Challenge: Transcribe the entries below exactly.
==================================================
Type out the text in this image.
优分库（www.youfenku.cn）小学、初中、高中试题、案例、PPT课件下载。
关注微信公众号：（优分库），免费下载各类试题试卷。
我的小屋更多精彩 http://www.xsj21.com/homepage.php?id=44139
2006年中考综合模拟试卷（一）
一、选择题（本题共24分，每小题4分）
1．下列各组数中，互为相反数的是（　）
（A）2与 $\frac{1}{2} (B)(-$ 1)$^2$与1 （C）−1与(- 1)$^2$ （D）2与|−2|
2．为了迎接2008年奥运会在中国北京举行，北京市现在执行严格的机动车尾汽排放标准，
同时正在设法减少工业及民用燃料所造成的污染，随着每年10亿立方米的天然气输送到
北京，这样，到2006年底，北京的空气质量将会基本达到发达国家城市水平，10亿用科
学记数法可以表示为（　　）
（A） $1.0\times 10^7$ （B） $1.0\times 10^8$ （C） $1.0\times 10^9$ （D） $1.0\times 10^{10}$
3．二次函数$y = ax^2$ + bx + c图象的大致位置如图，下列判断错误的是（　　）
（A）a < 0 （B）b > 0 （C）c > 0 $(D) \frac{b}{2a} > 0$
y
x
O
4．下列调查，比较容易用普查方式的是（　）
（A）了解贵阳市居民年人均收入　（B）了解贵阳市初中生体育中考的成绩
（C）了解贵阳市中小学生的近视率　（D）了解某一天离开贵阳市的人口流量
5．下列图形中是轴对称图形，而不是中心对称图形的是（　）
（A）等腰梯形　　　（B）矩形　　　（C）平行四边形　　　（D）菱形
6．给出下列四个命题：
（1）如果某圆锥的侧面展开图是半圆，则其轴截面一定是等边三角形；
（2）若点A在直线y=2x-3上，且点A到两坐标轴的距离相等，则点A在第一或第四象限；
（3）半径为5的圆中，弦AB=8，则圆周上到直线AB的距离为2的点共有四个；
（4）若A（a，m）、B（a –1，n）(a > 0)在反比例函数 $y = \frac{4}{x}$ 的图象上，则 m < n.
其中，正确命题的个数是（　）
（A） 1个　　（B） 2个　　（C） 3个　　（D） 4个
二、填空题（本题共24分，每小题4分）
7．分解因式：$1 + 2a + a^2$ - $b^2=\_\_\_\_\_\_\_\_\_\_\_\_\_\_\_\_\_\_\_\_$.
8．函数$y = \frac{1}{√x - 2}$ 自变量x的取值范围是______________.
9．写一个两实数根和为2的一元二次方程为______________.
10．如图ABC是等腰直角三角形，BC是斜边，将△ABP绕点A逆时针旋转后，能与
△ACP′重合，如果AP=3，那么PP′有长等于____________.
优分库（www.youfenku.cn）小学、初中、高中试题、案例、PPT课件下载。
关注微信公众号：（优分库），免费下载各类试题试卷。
==================================================
Solution for this exercise:
Type out the text in this image.
优分库（www.youfenku.cn）小学、初中、高中试题、案例、PPT课件下载。
关注微信公众号：（优分库），免费下载各类试题试卷。
我的小屋更多精彩 http://www.xsj21.com/homepage.php?id=44139
2006年中考综合模拟试卷（一）
一、选择题（本题共24分，每小题4分）
1．下列各组数中，互为相反数的是（　）
（A）2与 $\frac{1}{2} (B)(-$ 1)$^2$与1 （C）−1与(- 1)$^2$ （D）2与|−2|
2．为了迎接2008年奥运会在中国北京举行，北京市现在执行严格的机动车尾汽排放标准，
同时正在设法减少工业及民用燃料所造成的污染，随着每年10亿立方米的天然气输送到
北京，这样，到2006年底，北京的空气质量将会基本达到发达国家城市水平，10亿用科
学记数法可以表示为（　　）
（A） $1.0\times 10^7$ （B） $1.0\times 10^8$ （C） $1.0\times 10^9$ （D） $1.0\times 10^{10}$
3．二次函数$y = ax^2$ + bx + c图象的大致位置如图，下列判断错误的是（　　）
（A）a < 0 （B）b > 0 （C）c > 0 $(D) \frac{b}{2a} > 0$
y
x
O
4．下列调查，比较容易用普查方式的是（　）
（A）了解贵阳市居民年人均收入　（B）了解贵阳市初中生体育中考的成绩
（C）了解贵阳市中小学生的近视率　（D）了解某一天离开贵阳市的人口流量
5．下列图形中是轴对称图形，而不是中心对称图形的是（　）
（A）等腰梯形　　　（B）矩形　　　（C）平行四边形　　　（D）菱形
6．给出下列四个命题：
（1）如果某圆锥的侧面展开图是半圆，则其轴截面一定是等边三角形；
（2）若点A在直线y=2x-3上，且点A到两坐标轴的距离相等，则点A在第一或第四象限；
（3）半径为5的圆中，弦AB=8，则圆周上到直线AB的距离为2的点共有四个；
（4）若A（a，m）、B（a –1，n）(a > 0)在反比例函数 $y = \frac{4}{x}$ 的图象上，则 m < n.
其中，正确命题的个数是（　）
（A） 1个　　（B） 2个　　（C） 3个　　（D） 4个
二、填空题（本题共24分，每小题4分）
7．分解因式：$1 + 2a + a^2$ - $b^2=\_\_\_\_\_\_\_\_\_\_\_\_\_\_\_\_\_\_\_\_$.
8．函数$y = \frac{1}{√x - 2}$ 自变量x的取值范围是______________.
9．写一个两实数根和为2的一元二次方程为______________.
10．如图ABC是等腰直角三角形，BC是斜边，将△ABP绕点A逆时针旋转后，能与
△ACP′重合，如果AP=3，那么PP′有长等于____________.
优分库（www.youfenku.cn）小学、初中、高中试题、案例、PPT课件下载。
关注微信公众号：（优分库），免费下载各类试题试卷。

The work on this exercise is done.